TASK BRIEF: Copy out all lines that carry the word "Personalized".
** start of EXERCISE MATERIAL **
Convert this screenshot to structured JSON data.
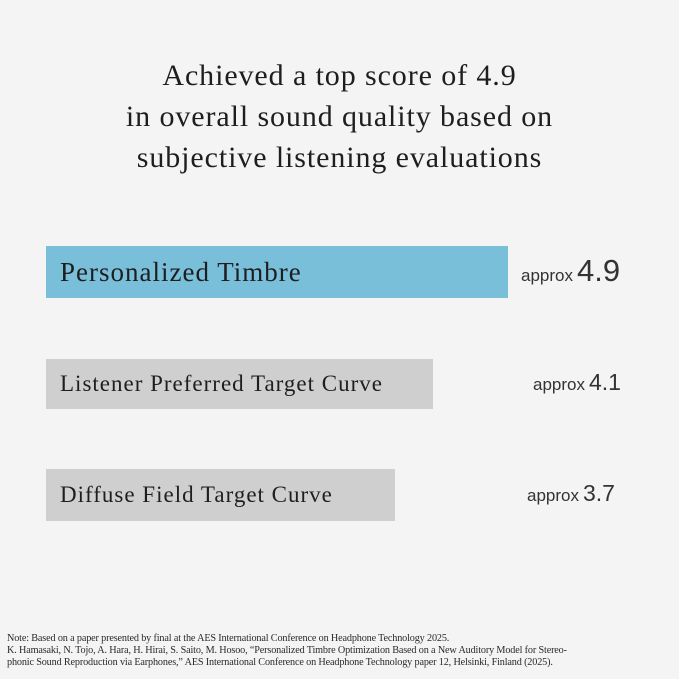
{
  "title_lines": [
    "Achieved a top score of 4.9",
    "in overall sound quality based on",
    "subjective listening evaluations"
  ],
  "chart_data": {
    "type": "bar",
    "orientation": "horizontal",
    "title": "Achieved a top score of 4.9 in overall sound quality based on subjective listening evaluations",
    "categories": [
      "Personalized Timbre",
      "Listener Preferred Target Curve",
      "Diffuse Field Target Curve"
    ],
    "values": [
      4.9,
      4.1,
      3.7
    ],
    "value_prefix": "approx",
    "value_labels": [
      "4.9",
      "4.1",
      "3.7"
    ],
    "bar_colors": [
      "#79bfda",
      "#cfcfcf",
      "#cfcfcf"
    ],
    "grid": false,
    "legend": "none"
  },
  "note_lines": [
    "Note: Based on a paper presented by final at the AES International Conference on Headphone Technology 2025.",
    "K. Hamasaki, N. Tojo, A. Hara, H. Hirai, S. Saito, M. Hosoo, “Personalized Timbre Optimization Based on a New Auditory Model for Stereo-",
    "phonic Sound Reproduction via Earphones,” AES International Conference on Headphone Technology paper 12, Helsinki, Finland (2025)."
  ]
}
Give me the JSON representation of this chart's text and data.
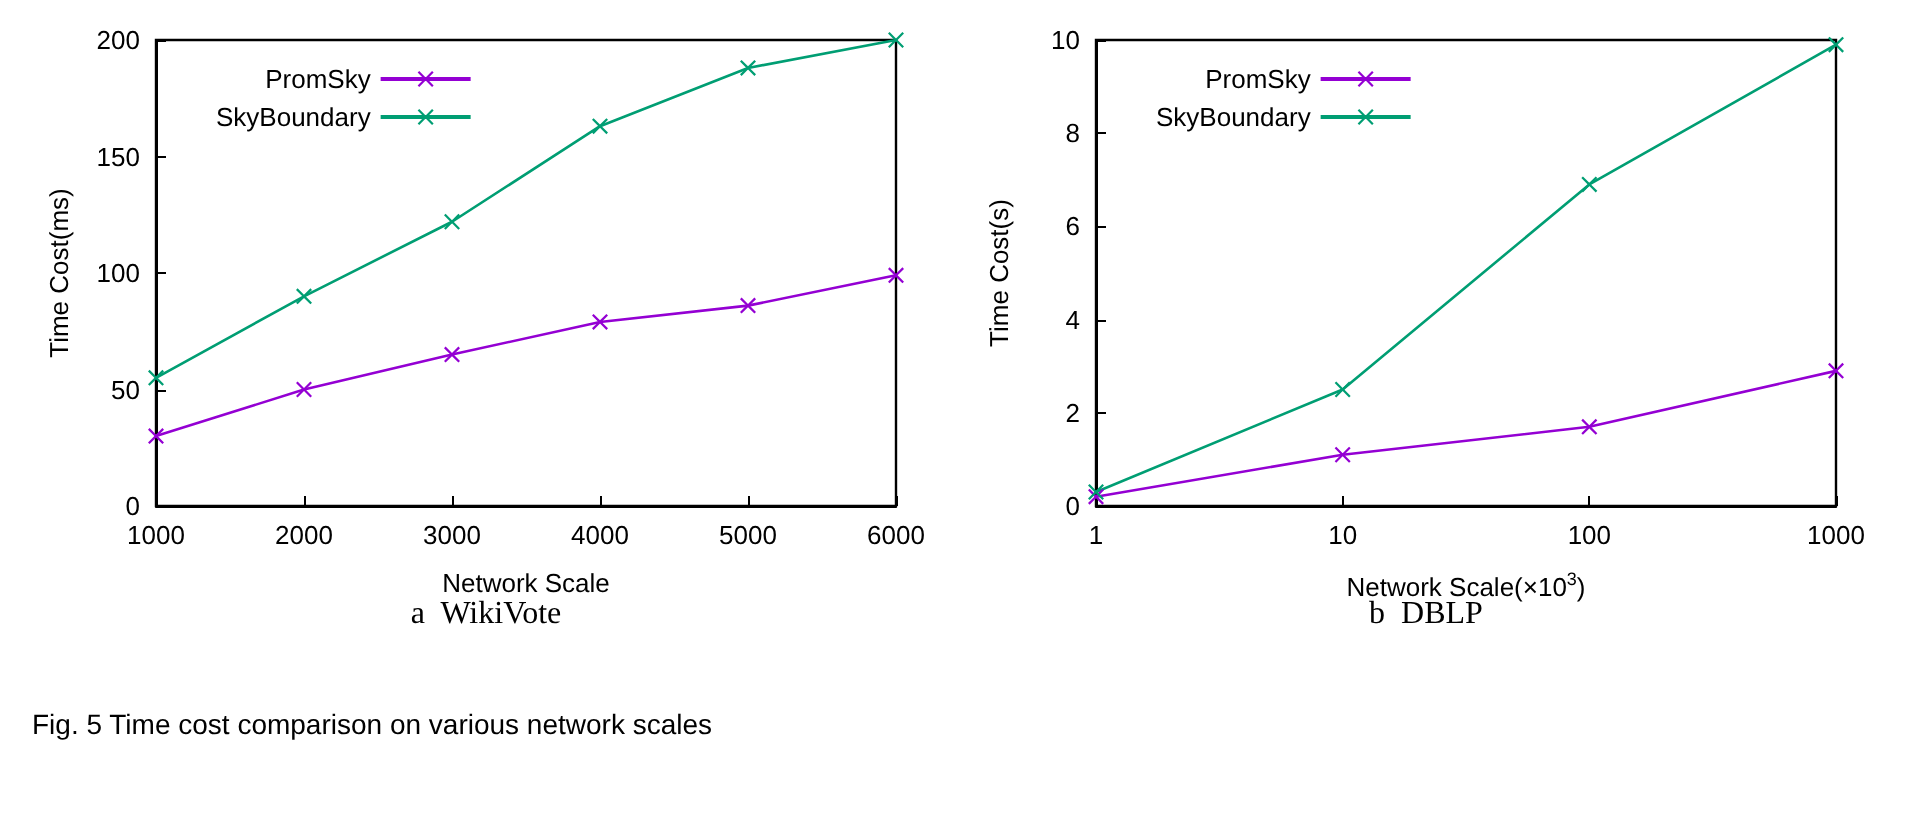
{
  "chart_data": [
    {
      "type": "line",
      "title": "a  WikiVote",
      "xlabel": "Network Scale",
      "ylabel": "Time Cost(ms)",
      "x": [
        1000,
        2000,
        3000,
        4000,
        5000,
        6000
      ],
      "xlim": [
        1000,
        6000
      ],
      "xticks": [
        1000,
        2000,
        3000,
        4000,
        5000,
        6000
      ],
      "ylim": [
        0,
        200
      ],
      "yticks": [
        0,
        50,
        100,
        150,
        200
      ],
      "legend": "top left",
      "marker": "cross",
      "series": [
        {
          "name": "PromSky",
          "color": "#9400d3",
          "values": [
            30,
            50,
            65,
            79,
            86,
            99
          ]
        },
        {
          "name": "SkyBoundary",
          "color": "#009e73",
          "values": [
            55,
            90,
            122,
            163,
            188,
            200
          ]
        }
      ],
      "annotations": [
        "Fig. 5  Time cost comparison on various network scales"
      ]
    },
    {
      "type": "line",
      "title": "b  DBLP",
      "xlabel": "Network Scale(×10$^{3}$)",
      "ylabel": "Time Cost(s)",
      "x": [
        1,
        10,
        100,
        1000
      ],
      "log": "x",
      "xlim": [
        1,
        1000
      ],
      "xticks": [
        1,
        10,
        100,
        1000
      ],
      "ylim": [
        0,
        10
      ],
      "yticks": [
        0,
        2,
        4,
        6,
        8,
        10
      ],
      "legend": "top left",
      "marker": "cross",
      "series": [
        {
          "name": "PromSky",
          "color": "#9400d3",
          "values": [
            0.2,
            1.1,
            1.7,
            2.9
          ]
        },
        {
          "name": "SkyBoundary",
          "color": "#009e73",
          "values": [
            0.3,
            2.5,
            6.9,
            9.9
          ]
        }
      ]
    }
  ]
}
** end of EXERCISE MATERIAL **
** start of EXERCISE MATERIAL **
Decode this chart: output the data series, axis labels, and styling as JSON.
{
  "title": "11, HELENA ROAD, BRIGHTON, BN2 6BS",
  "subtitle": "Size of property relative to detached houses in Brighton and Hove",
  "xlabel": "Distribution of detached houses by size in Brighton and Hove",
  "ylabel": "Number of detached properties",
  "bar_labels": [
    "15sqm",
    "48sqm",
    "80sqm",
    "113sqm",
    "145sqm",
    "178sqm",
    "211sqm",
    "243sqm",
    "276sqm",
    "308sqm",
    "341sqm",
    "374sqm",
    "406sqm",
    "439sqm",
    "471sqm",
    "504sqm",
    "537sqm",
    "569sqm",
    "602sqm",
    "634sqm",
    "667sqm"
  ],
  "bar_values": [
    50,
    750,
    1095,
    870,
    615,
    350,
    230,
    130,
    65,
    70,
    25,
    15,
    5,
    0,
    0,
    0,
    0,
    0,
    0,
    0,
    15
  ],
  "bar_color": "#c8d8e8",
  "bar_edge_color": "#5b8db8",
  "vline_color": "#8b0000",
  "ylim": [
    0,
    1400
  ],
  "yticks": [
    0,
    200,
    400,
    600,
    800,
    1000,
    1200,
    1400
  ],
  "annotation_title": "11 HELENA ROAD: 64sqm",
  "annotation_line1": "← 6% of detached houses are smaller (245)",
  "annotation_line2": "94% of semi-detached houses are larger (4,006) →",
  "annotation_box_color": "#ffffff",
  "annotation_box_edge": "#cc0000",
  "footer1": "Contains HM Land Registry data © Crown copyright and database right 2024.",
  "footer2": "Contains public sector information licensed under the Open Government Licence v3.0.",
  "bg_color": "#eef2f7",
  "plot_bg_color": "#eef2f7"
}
** end of EXERCISE MATERIAL **
SOLUTION BELOW:
      "Personalized Timbre",
    "K. Hamasaki, N. Tojo, A. Hara, H. Hirai, S. Saito, M. Hosoo, “Personalized Timbre Optimization Based on a New Auditory Model for Stereo-",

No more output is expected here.